Kutipan Teks:
((
Berbagai survei yang pernah dilakukan menunjukkan
menguatnya gejala militansi keagamaan di kalangan pelajar dan mahasiswa.
Kenyataan ini meresahkan, karena pemuda adalah tulang punggung masa depan
bangsa. Karena itu, Indonesia perlu mengadopsi pendidikan multikultural untuk
mengawal transformasi peradaban.
Pendidikan multikultural penting untuk menanamkan
nilai-nilai toleransi sejak dini, karena kamajemukan adalah fitrah
keindonesiaan yang patut disyukuri. Sayangnya, fitrah kemajemukan ini hendak
diingkari oleh ideologi radikalisme yang menjangkiti anak-anak muda yang
termakan ideologi kekerasan.
"Indonesia akan besar dan jaya dengan
mengakui perbedaan sebagai anugerah, bukan faktor pemecah belah," kata
Capres yang mengusung visi Indonesia AMM (Adil, Makmur, dan ber-Martabat) ini.
))
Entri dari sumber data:
((
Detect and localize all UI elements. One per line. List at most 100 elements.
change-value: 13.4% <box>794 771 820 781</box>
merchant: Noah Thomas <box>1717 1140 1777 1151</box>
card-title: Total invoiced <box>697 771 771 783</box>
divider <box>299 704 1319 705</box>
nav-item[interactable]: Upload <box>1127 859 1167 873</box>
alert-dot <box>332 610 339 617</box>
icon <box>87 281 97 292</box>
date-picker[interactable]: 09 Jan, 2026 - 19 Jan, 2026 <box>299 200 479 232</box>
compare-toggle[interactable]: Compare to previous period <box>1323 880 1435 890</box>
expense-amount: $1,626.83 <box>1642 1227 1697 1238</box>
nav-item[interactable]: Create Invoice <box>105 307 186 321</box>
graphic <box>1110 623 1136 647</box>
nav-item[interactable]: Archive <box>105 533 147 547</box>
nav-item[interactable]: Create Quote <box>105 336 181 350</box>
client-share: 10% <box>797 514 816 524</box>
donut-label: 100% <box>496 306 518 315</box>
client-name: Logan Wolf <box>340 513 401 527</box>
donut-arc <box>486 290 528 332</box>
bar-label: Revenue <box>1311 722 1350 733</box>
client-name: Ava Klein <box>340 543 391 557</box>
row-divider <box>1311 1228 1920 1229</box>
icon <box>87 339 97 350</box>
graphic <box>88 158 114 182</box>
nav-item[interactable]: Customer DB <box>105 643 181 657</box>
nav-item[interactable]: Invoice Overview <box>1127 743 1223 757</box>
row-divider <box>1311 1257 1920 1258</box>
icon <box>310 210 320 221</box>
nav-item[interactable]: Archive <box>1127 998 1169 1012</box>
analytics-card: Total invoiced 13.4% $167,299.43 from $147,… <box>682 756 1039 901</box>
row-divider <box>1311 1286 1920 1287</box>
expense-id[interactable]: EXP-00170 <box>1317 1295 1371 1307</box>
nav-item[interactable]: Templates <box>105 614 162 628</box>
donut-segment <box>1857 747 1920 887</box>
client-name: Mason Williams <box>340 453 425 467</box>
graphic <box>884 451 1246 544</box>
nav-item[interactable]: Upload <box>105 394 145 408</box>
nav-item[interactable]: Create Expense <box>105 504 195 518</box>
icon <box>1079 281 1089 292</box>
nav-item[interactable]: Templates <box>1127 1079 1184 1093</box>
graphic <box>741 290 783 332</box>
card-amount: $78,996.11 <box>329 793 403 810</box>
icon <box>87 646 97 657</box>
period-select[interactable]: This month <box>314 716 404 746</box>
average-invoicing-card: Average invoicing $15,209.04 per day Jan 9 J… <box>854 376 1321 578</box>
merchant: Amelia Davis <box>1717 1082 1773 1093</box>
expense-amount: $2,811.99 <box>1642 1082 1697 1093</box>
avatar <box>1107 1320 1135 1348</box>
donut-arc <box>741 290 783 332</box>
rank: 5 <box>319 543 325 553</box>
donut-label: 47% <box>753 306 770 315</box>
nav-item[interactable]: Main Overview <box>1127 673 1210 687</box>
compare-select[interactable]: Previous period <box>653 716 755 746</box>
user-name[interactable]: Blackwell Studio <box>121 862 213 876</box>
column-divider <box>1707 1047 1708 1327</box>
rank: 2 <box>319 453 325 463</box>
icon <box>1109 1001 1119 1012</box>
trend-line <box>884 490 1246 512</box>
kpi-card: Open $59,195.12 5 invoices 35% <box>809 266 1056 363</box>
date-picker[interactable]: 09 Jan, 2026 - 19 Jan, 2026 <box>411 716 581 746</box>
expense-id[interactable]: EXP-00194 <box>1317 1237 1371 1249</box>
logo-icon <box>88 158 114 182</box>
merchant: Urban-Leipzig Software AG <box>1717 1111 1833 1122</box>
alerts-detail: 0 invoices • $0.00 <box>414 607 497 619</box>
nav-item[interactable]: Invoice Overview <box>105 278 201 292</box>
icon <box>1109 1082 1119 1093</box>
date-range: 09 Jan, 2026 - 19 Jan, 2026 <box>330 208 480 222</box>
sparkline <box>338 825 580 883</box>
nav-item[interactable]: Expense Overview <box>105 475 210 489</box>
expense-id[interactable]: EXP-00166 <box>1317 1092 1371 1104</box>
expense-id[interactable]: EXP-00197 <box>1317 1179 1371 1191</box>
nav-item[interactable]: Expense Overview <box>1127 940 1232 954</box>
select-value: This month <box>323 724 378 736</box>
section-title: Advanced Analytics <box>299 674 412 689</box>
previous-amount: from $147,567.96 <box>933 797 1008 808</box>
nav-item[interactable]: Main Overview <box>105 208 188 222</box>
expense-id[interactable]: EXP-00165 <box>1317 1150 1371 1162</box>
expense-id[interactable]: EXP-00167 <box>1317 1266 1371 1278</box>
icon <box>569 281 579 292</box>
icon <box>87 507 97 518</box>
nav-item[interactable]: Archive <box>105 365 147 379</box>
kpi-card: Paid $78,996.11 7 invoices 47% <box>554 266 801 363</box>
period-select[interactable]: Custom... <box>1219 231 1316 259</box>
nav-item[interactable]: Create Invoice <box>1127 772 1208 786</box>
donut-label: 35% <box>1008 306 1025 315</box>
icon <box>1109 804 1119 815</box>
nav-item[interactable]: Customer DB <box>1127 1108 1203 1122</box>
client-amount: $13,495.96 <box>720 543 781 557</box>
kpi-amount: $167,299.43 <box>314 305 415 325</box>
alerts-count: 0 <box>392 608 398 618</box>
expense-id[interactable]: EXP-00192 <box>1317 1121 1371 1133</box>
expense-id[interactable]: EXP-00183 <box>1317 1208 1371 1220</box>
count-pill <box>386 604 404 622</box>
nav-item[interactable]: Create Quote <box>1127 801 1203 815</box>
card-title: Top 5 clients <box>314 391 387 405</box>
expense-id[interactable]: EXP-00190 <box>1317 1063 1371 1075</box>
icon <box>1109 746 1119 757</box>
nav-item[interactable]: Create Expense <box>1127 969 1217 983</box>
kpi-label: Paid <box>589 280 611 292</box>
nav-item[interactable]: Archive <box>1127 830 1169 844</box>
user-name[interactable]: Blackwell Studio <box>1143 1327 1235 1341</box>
))
Petunjuk:
(1) Bisakah Anda menulis ulang baris-baris data dari baris pertama sampai baris yang memuat "graphic <box>1110 623 1136 647</box>" (keduanya termasuk), dengan menukar "nav-item" menjadi "menu-link" dan membiarkan semua bagian lain tetap sama?
(2) Bisakah Anda melanjutkan kutipan tentang pendidikan multikultural dan radikalisme di kalangan pemuda, mulai setelah kalimat terakhir yang ditampilkan?

Jawaban:
(1)
Detect and localize all UI elements. One per line. List at most 100 elements.
change-value: 13.4% <box>794 771 820 781</box>
merchant: Noah Thomas <box>1717 1140 1777 1151</box>
card-title: Total invoiced <box>697 771 771 783</box>
divider <box>299 704 1319 705</box>
menu-link[interactable]: Upload <box>1127 859 1167 873</box>
alert-dot <box>332 610 339 617</box>
icon <box>87 281 97 292</box>
date-picker[interactable]: 09 Jan, 2026 - 19 Jan, 2026 <box>299 200 479 232</box>
compare-toggle[interactable]: Compare to previous period <box>1323 880 1435 890</box>
expense-amount: $1,626.83 <box>1642 1227 1697 1238</box>
menu-link[interactable]: Create Invoice <box>105 307 186 321</box>
graphic <box>1110 623 1136 647</box>

(2)
Sesuai dengan pendapat yang yang dikutip dari
Tribun news tersebut, semakin jelas bahwa pendidikan multikultural perlu
diadakan dan menjadi kebijakan lembaga pendidikan. Penanaman pendidikan multikultural bertujuan
untuk memperbaiki sistem pendidikan di Indonesia, mengurangi radikalisme di
kalangan pelajar, serta meminimalisisir atau bahkan meniadakan konflik sosial
yang sering terjadi karena adanya perbedaan agama dan budaya di kalangan
pelajar dan masyarakat. Konflik yang
sering terjadi di kalangan pelajar disebabkan oleh kesalahan sistem pendidikan,
khususnya dalam pengajaran dasar atau classroom discourse yang keliru. Landasan pendidikan multikultural sangat crucial sebagai dasar pelajar supaya
dikemudian hari tidak terjadi konflik-konflik yang tidak mencerminkan perilaku
dirinya sebagai pelajar dan warga Negara Indonesia yang baik.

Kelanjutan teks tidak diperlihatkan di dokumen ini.